| Task |
Spot each line that carries the word "content"; copy those lines.

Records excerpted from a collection
============

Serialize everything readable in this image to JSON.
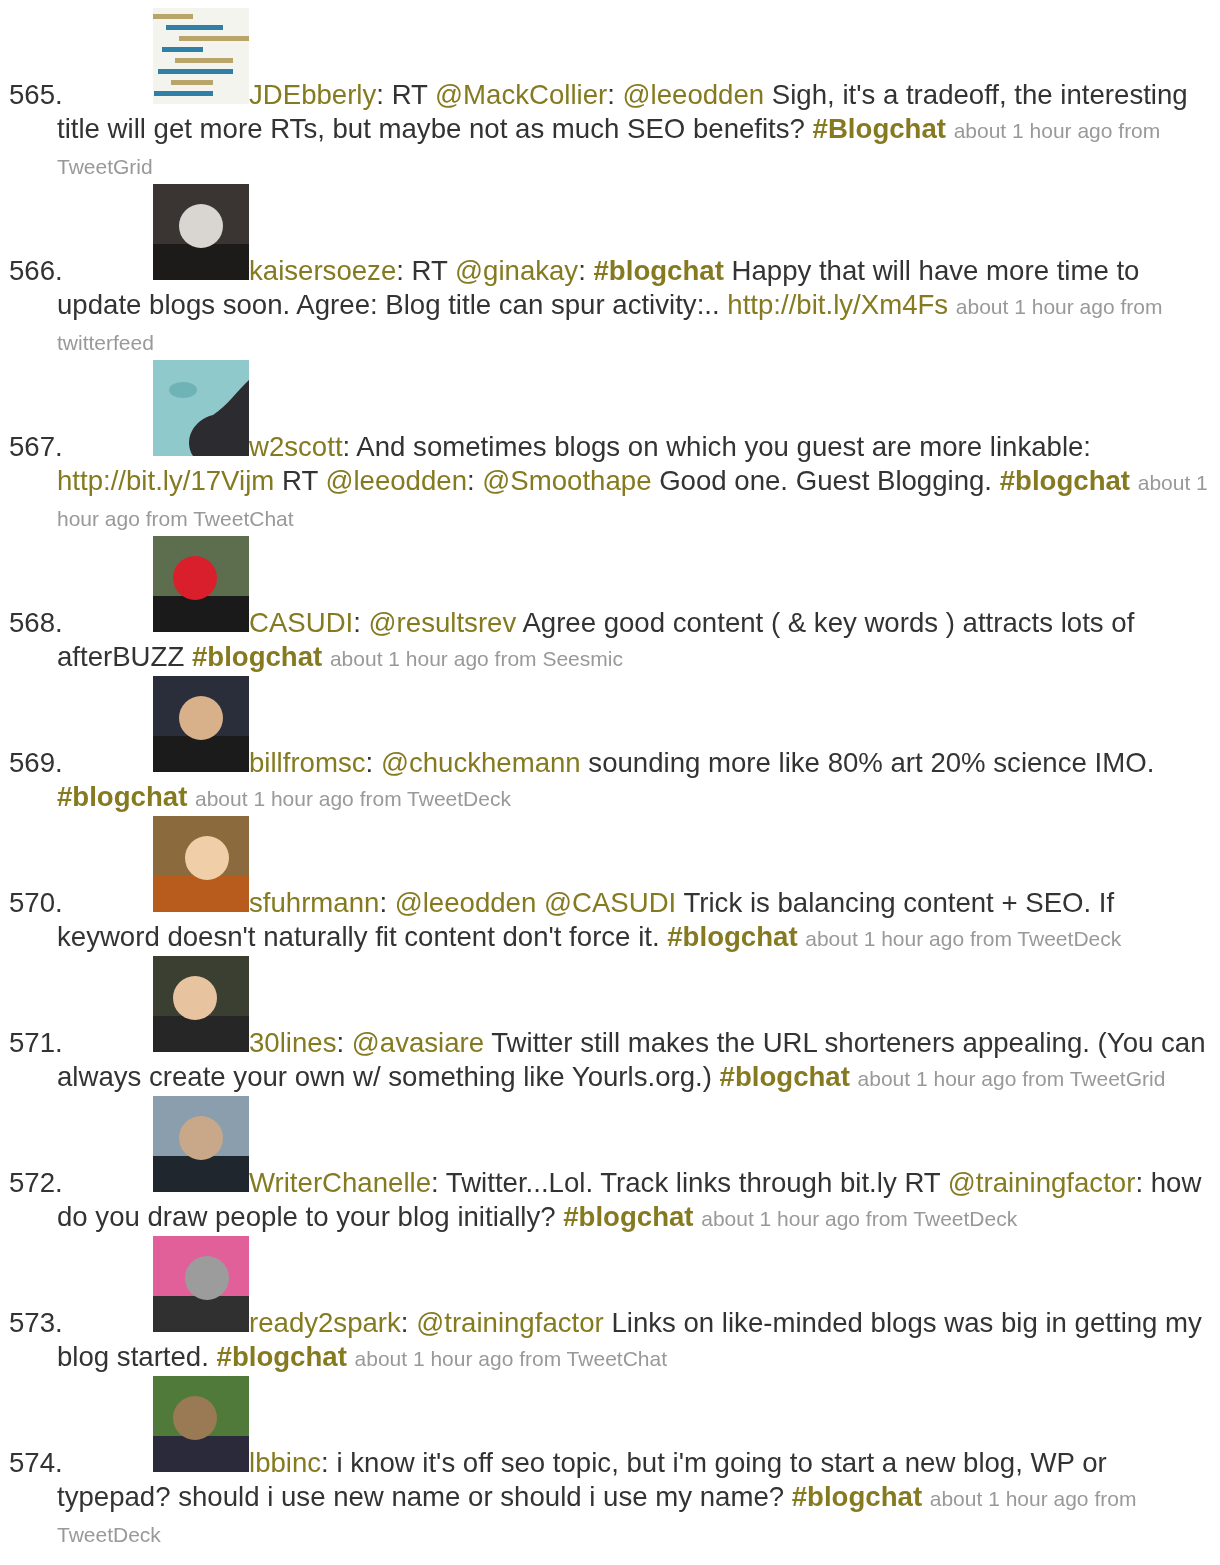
{
  "tweets": [
    {
      "number": "565.",
      "avatar": {
        "kind": "picture"
      },
      "parts": [
        {
          "kind": "user",
          "text": "JDEbberly"
        },
        {
          "kind": "text",
          "text": ": RT "
        },
        {
          "kind": "mention",
          "text": "@MackCollier"
        },
        {
          "kind": "text",
          "text": ": "
        },
        {
          "kind": "mention",
          "text": "@leeodden"
        },
        {
          "kind": "text",
          "text": " Sigh, it's a tradeoff, the interesting title will get more RTs, but maybe not as much SEO benefits? "
        },
        {
          "kind": "hashtag",
          "text": "#Blogchat"
        }
      ],
      "meta": "about 1 hour ago from TweetGrid"
    },
    {
      "number": "566.",
      "avatar": {
        "kind": "picture"
      },
      "parts": [
        {
          "kind": "user",
          "text": "kaisersoeze"
        },
        {
          "kind": "text",
          "text": ": RT "
        },
        {
          "kind": "mention",
          "text": "@ginakay"
        },
        {
          "kind": "text",
          "text": ": "
        },
        {
          "kind": "hashtag",
          "text": "#blogchat"
        },
        {
          "kind": "text",
          "text": " Happy that will have more time to update blogs soon. Agree: Blog title can spur activity:.. "
        },
        {
          "kind": "url",
          "text": "http://bit.ly/Xm4Fs"
        }
      ],
      "meta": "about 1 hour ago from twitterfeed"
    },
    {
      "number": "567.",
      "avatar": {
        "kind": "picture"
      },
      "parts": [
        {
          "kind": "user",
          "text": "w2scott"
        },
        {
          "kind": "text",
          "text": ": And sometimes blogs on which you guest are more linkable: "
        },
        {
          "kind": "url",
          "text": "http://bit.ly/17Vijm"
        },
        {
          "kind": "text",
          "text": " RT "
        },
        {
          "kind": "mention",
          "text": "@leeodden"
        },
        {
          "kind": "text",
          "text": ": "
        },
        {
          "kind": "mention",
          "text": "@Smoothape"
        },
        {
          "kind": "text",
          "text": " Good one. Guest Blogging. "
        },
        {
          "kind": "hashtag",
          "text": "#blogchat"
        }
      ],
      "meta": "about 1 hour ago from TweetChat"
    },
    {
      "number": "568.",
      "avatar": {
        "kind": "picture"
      },
      "parts": [
        {
          "kind": "user",
          "text": "CASUDI"
        },
        {
          "kind": "text",
          "text": ": "
        },
        {
          "kind": "mention",
          "text": "@resultsrev"
        },
        {
          "kind": "text",
          "text": " Agree good content ( & key words ) attracts lots of afterBUZZ "
        },
        {
          "kind": "hashtag",
          "text": "#blogchat"
        }
      ],
      "meta": "about 1 hour ago from Seesmic"
    },
    {
      "number": "569.",
      "avatar": {
        "kind": "picture"
      },
      "parts": [
        {
          "kind": "user",
          "text": "billfromsc"
        },
        {
          "kind": "text",
          "text": ": "
        },
        {
          "kind": "mention",
          "text": "@chuckhemann"
        },
        {
          "kind": "text",
          "text": " sounding more like 80% art 20% science IMO. "
        },
        {
          "kind": "hashtag",
          "text": "#blogchat"
        }
      ],
      "meta": "about 1 hour ago from TweetDeck"
    },
    {
      "number": "570.",
      "avatar": {
        "kind": "picture"
      },
      "parts": [
        {
          "kind": "user",
          "text": "sfuhrmann"
        },
        {
          "kind": "text",
          "text": ": "
        },
        {
          "kind": "mention",
          "text": "@leeodden"
        },
        {
          "kind": "mention",
          "text": "@CASUDI"
        },
        {
          "kind": "text",
          "text": " Trick is balancing content + SEO. If keyword doesn't naturally fit content don't force it. "
        },
        {
          "kind": "hashtag",
          "text": "#blogchat"
        }
      ],
      "meta": "about 1 hour ago from TweetDeck"
    },
    {
      "number": "571.",
      "avatar": {
        "kind": "picture"
      },
      "parts": [
        {
          "kind": "user",
          "text": "30lines"
        },
        {
          "kind": "text",
          "text": ": "
        },
        {
          "kind": "mention",
          "text": "@avasiare"
        },
        {
          "kind": "text",
          "text": " Twitter still makes the URL shorteners appealing. (You can always create your own w/ something like Yourls.org.) "
        },
        {
          "kind": "hashtag",
          "text": "#blogchat"
        }
      ],
      "meta": "about 1 hour ago from TweetGrid"
    },
    {
      "number": "572.",
      "avatar": {
        "kind": "picture"
      },
      "parts": [
        {
          "kind": "user",
          "text": "WriterChanelle"
        },
        {
          "kind": "text",
          "text": ": Twitter...Lol. Track links through bit.ly RT "
        },
        {
          "kind": "mention",
          "text": "@trainingfactor"
        },
        {
          "kind": "text",
          "text": ": how do you draw people to your blog initially? "
        },
        {
          "kind": "hashtag",
          "text": "#blogchat"
        }
      ],
      "meta": "about 1 hour ago from TweetDeck"
    },
    {
      "number": "573.",
      "avatar": {
        "kind": "picture"
      },
      "parts": [
        {
          "kind": "user",
          "text": "ready2spark"
        },
        {
          "kind": "text",
          "text": ": "
        },
        {
          "kind": "mention",
          "text": "@trainingfactor"
        },
        {
          "kind": "text",
          "text": " Links on like-minded blogs was big in getting my blog started. "
        },
        {
          "kind": "hashtag",
          "text": "#blogchat"
        }
      ],
      "meta": "about 1 hour ago from TweetChat"
    },
    {
      "number": "574.",
      "avatar": {
        "kind": "picture"
      },
      "parts": [
        {
          "kind": "user",
          "text": "lbbinc"
        },
        {
          "kind": "text",
          "text": ": i know it's off seo topic, but i'm going to start a new blog, WP or typepad? should i use new name or should i use my name? "
        },
        {
          "kind": "hashtag",
          "text": "#blogchat"
        }
      ],
      "meta": "about 1 hour ago from TweetDeck"
    }
  ]
}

============

| Solution to this problem |
          "text": " Agree good content ( & key words ) attracts lots of afterBUZZ "
          "text": " Trick is balancing content + SEO. If keyword doesn't naturally fit content don't force it. "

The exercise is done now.